Instruction
Scan the records for the word "coin". Copy each line that includes it.

--- Exercise data ---

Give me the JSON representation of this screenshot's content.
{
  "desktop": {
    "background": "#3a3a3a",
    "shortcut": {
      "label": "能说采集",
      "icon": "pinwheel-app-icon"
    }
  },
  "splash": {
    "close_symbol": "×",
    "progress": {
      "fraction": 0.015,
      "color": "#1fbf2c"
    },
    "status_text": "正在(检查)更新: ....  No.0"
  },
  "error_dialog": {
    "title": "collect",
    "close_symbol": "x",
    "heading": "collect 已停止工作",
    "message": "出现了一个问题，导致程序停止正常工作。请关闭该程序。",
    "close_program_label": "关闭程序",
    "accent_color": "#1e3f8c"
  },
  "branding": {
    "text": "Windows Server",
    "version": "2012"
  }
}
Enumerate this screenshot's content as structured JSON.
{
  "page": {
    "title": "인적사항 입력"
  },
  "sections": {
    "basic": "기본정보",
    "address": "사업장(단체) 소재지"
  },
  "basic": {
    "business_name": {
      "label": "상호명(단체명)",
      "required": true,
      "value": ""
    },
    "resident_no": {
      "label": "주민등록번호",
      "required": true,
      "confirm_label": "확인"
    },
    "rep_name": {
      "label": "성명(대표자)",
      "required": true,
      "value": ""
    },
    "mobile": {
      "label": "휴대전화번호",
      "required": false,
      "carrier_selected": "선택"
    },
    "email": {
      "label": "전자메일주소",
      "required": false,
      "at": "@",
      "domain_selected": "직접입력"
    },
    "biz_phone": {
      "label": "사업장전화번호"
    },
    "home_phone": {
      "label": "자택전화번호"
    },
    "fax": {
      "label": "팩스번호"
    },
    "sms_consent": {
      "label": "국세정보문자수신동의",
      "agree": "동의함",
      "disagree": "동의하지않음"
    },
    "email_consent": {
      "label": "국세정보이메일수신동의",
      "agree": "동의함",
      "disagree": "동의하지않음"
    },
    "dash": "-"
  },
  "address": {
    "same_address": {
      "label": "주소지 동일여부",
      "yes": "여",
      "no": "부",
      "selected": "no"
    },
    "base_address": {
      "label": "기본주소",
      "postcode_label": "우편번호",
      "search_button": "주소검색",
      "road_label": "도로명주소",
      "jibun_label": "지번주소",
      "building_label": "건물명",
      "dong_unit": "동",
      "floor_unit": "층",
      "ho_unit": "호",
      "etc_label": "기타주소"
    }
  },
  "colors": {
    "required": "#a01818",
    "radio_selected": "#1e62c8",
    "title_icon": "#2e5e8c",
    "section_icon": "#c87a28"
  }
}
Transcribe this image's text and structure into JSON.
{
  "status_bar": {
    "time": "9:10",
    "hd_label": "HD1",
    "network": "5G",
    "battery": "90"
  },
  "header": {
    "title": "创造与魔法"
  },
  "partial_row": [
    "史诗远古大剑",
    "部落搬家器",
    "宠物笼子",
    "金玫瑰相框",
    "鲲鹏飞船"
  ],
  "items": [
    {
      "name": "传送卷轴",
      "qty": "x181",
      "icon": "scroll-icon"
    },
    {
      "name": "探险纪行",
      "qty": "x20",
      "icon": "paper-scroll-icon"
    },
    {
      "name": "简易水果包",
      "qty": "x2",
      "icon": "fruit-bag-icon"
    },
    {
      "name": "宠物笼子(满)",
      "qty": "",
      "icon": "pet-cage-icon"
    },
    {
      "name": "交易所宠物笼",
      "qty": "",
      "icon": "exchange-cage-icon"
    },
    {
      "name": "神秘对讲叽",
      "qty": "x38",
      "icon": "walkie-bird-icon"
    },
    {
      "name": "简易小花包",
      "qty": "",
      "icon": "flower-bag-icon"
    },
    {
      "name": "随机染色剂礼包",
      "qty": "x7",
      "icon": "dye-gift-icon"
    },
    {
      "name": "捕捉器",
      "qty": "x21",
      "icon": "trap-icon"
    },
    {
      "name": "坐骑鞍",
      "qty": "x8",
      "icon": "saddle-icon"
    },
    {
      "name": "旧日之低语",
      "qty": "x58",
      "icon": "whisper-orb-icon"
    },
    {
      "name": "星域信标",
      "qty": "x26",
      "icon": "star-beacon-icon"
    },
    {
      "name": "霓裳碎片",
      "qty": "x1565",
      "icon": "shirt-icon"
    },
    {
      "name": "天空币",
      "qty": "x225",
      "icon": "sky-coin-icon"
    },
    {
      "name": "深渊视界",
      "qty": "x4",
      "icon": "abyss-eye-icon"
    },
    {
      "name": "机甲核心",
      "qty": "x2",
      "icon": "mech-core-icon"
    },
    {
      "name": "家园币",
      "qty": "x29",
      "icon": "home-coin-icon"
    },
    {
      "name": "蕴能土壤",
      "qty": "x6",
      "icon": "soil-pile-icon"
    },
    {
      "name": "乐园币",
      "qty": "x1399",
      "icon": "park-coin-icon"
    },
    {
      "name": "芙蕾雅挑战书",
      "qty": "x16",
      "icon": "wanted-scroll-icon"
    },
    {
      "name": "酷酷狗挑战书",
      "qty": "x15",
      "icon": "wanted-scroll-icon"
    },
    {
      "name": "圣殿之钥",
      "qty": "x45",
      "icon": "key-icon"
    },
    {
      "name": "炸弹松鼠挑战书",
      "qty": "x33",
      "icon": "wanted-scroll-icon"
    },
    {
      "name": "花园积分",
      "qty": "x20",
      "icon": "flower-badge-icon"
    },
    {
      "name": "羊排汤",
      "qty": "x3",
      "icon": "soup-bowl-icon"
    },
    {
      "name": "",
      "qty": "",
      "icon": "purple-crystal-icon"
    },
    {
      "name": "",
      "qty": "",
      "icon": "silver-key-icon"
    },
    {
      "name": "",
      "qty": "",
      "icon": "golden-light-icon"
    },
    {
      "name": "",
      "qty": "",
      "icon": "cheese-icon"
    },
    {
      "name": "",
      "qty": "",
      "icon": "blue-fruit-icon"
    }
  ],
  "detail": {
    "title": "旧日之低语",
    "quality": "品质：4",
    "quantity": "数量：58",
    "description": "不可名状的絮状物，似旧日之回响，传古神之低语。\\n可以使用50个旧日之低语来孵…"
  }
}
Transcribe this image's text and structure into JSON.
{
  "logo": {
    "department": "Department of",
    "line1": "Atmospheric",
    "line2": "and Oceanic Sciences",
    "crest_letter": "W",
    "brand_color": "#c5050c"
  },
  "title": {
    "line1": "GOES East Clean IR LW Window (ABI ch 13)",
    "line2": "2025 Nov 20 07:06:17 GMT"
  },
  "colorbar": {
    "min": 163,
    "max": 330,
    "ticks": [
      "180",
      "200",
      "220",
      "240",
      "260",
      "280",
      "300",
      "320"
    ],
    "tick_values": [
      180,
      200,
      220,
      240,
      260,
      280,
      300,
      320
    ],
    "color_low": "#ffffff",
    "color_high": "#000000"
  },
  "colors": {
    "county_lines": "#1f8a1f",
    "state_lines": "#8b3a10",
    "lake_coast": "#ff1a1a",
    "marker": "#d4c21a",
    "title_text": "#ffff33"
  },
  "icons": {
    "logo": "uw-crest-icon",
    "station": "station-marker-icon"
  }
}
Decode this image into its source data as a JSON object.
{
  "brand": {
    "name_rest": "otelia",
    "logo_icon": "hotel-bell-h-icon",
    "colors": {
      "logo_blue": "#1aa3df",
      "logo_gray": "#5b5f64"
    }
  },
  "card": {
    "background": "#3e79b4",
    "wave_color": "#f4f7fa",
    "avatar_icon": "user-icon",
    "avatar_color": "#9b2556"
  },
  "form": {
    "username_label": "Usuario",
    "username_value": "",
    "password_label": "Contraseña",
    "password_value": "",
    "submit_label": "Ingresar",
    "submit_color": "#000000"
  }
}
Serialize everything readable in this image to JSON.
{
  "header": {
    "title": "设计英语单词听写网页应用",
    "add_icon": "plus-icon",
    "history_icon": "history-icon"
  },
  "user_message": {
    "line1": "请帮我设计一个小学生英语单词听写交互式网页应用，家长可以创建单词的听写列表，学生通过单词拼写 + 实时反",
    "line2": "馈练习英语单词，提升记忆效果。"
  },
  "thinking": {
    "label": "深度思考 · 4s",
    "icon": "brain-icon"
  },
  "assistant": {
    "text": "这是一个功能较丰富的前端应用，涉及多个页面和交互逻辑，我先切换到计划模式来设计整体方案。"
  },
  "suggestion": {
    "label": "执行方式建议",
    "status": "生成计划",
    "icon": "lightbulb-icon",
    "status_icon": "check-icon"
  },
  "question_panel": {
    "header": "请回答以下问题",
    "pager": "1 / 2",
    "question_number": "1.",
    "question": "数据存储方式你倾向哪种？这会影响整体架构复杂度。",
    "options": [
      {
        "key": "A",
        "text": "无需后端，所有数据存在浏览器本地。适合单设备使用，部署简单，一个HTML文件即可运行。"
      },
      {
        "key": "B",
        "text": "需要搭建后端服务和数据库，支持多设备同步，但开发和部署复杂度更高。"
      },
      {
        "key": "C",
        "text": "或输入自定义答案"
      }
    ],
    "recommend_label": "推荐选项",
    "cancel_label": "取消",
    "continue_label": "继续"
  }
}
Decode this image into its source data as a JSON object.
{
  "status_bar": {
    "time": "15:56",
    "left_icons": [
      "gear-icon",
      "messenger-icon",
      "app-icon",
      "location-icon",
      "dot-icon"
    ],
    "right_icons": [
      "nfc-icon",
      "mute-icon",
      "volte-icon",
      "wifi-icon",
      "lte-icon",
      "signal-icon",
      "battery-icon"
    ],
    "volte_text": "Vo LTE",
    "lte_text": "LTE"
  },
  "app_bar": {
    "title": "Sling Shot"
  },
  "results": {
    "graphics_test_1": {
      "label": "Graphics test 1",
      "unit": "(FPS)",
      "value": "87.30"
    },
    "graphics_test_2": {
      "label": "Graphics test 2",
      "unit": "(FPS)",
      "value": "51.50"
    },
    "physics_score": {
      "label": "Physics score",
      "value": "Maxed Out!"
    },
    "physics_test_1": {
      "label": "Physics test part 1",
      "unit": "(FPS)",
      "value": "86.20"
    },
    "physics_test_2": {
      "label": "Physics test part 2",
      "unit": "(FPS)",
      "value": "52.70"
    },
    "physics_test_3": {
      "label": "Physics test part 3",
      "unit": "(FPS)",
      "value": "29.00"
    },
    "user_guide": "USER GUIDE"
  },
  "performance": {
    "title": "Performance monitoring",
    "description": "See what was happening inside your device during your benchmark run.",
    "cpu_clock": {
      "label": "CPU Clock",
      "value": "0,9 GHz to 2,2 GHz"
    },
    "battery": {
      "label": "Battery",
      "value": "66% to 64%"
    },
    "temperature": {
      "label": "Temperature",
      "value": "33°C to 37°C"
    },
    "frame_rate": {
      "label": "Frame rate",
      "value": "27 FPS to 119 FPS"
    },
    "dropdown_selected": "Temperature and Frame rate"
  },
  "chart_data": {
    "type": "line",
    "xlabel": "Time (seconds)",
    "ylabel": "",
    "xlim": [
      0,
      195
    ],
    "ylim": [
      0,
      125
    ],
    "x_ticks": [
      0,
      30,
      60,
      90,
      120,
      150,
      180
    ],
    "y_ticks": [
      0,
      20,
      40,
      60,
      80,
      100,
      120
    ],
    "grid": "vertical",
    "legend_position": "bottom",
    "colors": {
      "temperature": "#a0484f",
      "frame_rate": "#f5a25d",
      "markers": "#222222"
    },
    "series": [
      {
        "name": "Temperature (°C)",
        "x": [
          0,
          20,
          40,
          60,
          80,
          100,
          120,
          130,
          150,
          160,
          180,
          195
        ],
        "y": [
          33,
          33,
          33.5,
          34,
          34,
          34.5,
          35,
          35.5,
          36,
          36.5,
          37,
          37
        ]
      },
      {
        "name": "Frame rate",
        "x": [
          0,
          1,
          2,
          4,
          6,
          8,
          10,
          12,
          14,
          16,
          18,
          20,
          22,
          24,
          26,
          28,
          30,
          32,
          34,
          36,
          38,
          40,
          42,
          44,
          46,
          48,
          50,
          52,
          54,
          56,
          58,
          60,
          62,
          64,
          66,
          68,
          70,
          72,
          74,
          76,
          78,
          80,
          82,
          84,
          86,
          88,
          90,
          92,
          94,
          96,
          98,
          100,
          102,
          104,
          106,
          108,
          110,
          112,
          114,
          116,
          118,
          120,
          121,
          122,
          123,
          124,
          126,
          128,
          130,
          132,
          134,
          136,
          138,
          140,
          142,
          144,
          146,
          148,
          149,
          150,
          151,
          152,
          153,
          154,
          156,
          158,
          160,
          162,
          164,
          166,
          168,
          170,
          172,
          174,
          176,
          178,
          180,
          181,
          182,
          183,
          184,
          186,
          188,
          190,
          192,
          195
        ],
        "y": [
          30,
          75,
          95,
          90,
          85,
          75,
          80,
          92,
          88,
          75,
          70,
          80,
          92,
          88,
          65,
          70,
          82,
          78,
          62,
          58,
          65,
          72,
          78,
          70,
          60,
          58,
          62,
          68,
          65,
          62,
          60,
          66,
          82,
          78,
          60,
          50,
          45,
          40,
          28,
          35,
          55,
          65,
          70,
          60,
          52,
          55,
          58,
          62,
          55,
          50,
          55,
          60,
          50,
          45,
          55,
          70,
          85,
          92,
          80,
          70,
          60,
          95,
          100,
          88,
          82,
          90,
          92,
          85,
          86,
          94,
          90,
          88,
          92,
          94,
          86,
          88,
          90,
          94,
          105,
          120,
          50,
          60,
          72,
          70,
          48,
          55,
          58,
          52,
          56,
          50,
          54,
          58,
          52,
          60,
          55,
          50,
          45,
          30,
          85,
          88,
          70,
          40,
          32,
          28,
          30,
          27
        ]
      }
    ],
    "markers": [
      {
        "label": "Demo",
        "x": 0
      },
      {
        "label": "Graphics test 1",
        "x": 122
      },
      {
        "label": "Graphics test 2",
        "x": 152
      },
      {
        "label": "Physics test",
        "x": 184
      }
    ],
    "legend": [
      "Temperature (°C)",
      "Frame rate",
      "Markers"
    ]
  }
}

---

Result for this exercise
      "icon": "sky-coin-icon"
      "icon": "home-coin-icon"
      "icon": "park-coin-icon"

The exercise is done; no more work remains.